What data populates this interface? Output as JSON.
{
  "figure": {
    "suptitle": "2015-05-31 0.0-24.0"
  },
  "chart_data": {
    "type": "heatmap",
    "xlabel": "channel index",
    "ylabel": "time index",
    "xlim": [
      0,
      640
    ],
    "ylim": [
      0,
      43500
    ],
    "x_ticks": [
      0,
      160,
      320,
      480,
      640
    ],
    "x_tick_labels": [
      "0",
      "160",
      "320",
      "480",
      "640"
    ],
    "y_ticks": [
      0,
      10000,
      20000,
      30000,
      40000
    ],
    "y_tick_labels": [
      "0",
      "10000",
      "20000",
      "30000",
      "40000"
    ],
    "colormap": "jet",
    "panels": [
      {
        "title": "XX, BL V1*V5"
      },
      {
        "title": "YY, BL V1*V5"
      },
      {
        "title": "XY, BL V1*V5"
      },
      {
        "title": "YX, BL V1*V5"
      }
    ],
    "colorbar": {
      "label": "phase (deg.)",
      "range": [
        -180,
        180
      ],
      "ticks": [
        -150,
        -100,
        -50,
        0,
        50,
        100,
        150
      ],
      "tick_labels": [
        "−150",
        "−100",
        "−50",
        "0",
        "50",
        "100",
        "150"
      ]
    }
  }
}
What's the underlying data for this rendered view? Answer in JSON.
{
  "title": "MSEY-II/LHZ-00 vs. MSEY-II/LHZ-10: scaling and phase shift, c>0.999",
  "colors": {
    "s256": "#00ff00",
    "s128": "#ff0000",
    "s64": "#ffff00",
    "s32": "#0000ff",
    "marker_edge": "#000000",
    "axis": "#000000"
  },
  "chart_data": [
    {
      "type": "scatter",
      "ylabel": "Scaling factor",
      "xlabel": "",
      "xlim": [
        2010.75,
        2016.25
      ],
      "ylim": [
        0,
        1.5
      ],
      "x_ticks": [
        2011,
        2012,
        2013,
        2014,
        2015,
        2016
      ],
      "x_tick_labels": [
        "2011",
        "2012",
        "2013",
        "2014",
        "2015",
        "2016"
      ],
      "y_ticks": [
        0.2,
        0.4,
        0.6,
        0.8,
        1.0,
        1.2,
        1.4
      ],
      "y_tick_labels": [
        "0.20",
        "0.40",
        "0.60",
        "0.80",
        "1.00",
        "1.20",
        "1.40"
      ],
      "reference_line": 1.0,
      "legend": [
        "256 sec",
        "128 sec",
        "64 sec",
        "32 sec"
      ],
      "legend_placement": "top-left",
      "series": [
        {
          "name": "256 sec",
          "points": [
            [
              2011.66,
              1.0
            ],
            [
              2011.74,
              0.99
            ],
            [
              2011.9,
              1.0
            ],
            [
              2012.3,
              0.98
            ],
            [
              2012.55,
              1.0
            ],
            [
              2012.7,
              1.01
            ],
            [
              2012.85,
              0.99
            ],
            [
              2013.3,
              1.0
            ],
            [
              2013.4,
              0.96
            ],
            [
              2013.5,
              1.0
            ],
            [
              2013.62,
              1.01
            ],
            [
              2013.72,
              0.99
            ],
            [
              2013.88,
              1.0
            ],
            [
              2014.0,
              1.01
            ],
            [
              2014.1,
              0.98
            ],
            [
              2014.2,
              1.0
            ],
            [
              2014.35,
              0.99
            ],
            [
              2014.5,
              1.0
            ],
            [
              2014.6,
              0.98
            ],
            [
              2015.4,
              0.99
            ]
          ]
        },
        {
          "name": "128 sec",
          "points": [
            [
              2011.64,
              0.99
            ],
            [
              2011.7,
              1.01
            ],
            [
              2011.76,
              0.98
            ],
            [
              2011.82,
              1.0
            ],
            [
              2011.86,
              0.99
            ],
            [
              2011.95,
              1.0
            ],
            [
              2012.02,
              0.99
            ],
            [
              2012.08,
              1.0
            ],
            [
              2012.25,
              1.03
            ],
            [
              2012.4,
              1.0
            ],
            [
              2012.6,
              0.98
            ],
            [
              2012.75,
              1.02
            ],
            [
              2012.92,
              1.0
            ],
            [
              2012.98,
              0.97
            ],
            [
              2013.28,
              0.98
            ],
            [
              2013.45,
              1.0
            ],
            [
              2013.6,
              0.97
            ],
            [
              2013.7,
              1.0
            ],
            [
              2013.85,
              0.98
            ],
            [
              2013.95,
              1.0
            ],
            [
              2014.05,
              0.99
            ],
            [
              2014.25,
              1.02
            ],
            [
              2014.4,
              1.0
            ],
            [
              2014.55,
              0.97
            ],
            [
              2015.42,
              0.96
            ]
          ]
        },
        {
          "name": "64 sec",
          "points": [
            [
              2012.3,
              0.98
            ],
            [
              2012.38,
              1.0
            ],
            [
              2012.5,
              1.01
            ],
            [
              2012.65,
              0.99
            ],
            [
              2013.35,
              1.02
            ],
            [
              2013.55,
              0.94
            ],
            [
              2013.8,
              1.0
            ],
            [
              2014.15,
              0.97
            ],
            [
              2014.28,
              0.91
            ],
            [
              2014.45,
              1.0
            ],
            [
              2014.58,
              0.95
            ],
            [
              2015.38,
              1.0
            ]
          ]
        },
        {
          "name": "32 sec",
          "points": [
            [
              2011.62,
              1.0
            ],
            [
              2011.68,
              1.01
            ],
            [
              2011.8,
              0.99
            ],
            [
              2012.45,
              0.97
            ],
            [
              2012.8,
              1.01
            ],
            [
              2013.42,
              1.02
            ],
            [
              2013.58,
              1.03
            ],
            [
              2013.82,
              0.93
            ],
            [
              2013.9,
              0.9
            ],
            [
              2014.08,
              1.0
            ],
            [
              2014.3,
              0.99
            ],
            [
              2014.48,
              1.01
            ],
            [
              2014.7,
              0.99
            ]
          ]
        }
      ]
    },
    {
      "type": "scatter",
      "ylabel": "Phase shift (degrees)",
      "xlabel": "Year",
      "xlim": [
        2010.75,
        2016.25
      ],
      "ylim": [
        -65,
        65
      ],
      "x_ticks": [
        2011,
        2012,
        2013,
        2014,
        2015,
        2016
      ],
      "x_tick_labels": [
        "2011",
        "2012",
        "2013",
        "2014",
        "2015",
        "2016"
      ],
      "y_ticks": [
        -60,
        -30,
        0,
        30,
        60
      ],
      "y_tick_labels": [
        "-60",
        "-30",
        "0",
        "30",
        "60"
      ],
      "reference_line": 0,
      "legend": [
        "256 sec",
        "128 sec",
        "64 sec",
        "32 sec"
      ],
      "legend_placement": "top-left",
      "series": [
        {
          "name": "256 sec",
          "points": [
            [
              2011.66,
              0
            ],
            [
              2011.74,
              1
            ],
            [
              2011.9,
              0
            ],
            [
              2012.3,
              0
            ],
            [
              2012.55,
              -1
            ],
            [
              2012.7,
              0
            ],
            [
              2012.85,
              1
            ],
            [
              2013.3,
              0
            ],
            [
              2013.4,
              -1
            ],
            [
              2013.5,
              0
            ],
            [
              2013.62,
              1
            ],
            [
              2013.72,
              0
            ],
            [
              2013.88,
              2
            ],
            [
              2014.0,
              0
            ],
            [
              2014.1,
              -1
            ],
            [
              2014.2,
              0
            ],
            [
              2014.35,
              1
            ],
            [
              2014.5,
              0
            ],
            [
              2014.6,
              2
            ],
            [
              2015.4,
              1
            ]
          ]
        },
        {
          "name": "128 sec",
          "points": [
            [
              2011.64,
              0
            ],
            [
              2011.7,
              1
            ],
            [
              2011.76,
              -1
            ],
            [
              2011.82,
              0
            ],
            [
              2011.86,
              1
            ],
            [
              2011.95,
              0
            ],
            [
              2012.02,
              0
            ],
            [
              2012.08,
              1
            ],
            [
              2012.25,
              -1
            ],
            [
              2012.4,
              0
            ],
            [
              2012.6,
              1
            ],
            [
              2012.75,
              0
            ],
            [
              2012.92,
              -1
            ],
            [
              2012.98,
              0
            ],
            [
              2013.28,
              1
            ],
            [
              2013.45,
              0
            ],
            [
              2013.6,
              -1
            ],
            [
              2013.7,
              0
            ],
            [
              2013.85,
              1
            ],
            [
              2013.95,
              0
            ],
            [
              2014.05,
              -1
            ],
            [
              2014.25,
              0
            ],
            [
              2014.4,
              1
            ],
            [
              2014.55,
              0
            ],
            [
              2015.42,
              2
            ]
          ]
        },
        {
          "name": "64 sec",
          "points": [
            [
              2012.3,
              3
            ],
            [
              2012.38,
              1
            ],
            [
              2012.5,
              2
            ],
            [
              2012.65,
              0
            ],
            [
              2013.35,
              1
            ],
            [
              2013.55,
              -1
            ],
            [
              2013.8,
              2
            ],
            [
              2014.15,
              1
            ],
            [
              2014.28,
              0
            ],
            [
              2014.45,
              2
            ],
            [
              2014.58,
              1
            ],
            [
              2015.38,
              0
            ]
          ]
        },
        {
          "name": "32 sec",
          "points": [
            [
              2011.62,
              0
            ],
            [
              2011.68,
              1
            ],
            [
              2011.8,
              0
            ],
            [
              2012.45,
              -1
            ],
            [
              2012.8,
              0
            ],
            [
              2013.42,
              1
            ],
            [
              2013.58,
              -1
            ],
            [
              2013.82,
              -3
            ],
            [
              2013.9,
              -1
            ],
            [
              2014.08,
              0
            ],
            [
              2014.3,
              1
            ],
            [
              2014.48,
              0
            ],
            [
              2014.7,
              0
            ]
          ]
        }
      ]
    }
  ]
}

-=-=-

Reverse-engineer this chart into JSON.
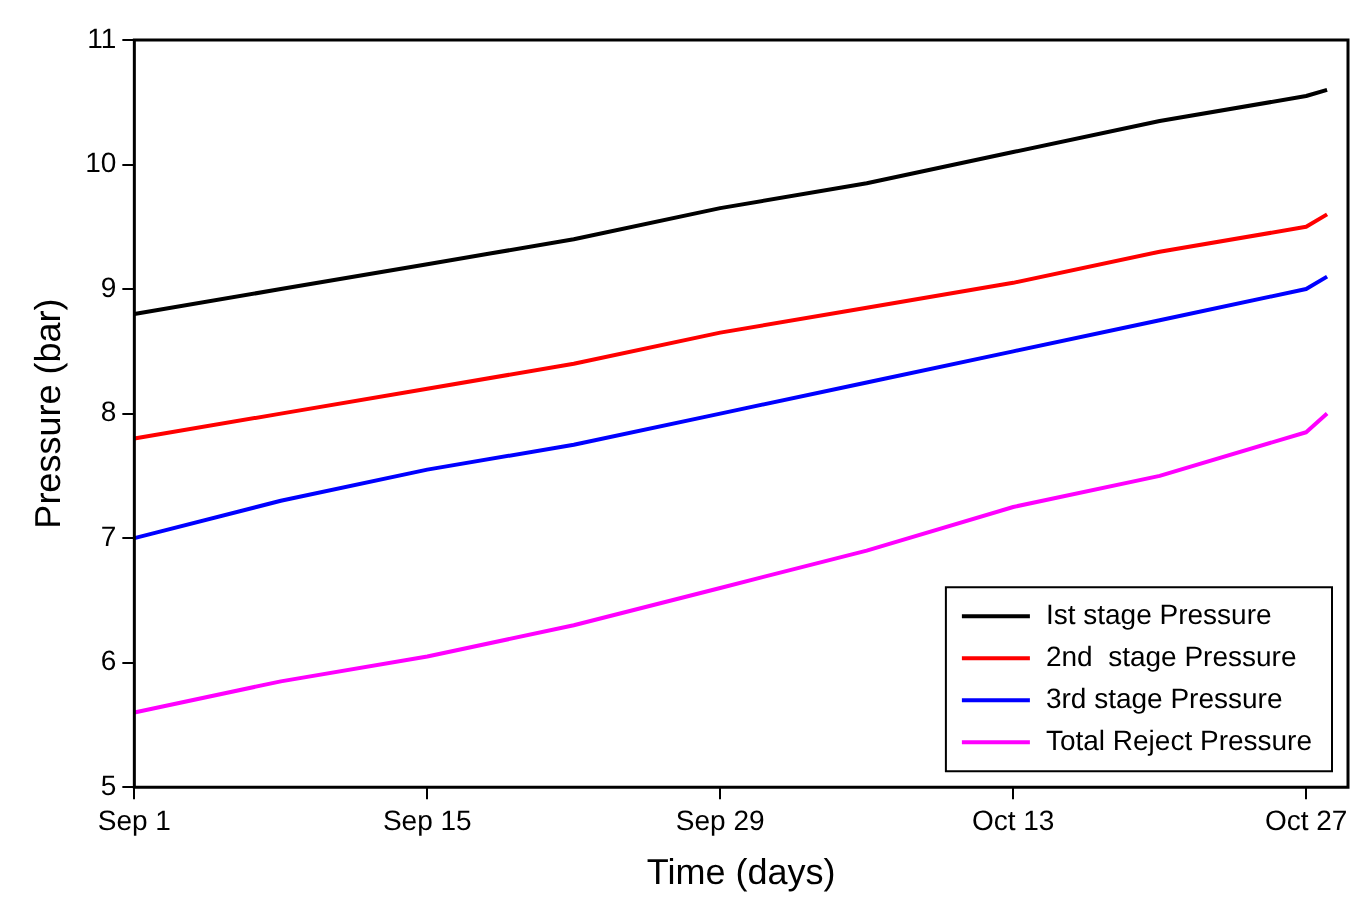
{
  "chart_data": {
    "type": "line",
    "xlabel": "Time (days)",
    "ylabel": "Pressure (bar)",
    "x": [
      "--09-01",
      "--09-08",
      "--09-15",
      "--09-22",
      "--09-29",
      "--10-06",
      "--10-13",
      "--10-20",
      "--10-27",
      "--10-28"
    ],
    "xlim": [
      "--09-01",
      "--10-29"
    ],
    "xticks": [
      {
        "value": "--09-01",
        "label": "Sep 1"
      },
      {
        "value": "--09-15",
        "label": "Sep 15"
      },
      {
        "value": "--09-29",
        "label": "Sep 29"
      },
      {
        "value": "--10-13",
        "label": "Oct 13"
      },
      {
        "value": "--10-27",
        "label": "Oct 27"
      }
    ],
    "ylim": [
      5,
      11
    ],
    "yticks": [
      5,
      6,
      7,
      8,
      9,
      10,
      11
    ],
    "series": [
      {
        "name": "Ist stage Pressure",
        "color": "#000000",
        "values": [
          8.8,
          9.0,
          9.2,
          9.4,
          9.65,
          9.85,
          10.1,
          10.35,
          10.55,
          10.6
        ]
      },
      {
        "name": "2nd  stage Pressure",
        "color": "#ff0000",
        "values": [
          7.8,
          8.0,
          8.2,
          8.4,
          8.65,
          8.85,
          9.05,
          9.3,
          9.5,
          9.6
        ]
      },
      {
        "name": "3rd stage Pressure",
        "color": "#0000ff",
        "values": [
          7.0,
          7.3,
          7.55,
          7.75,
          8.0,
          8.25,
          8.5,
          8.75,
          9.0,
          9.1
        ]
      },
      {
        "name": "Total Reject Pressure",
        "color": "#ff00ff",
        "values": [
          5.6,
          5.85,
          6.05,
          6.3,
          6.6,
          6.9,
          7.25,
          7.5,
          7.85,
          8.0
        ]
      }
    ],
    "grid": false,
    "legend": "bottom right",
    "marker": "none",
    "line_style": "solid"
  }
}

-=-=-

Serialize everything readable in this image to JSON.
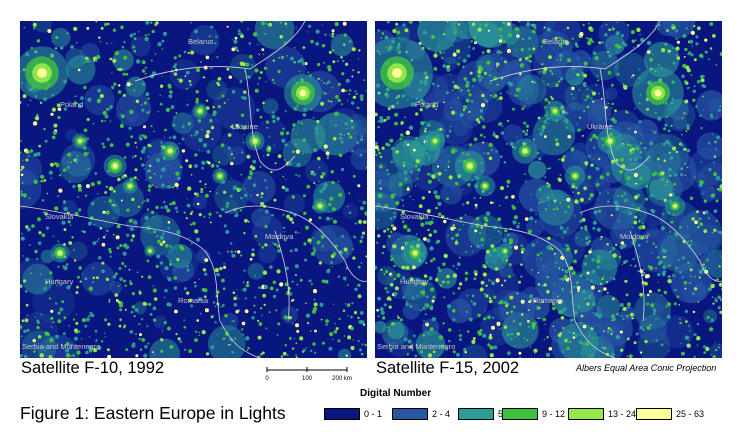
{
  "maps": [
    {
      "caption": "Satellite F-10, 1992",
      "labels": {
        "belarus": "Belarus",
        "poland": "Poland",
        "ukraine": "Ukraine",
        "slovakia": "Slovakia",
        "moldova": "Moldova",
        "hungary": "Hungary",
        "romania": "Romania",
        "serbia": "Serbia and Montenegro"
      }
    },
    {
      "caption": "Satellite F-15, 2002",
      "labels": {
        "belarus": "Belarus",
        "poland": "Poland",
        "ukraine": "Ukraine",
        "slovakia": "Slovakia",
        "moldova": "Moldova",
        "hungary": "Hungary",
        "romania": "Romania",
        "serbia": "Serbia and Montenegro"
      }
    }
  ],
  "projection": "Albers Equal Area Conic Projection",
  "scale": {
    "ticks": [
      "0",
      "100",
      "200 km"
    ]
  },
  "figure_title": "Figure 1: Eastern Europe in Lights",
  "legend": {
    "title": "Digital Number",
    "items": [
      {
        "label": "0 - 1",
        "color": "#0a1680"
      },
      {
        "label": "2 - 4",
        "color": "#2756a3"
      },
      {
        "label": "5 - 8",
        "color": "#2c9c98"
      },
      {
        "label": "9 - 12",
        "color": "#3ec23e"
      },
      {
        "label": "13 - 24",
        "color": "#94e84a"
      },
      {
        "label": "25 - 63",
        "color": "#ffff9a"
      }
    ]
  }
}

-=-=-

- [Task details]: Of all the lines in the data above, state how many include "xlabel". Say only the number.

- [Full response]: 4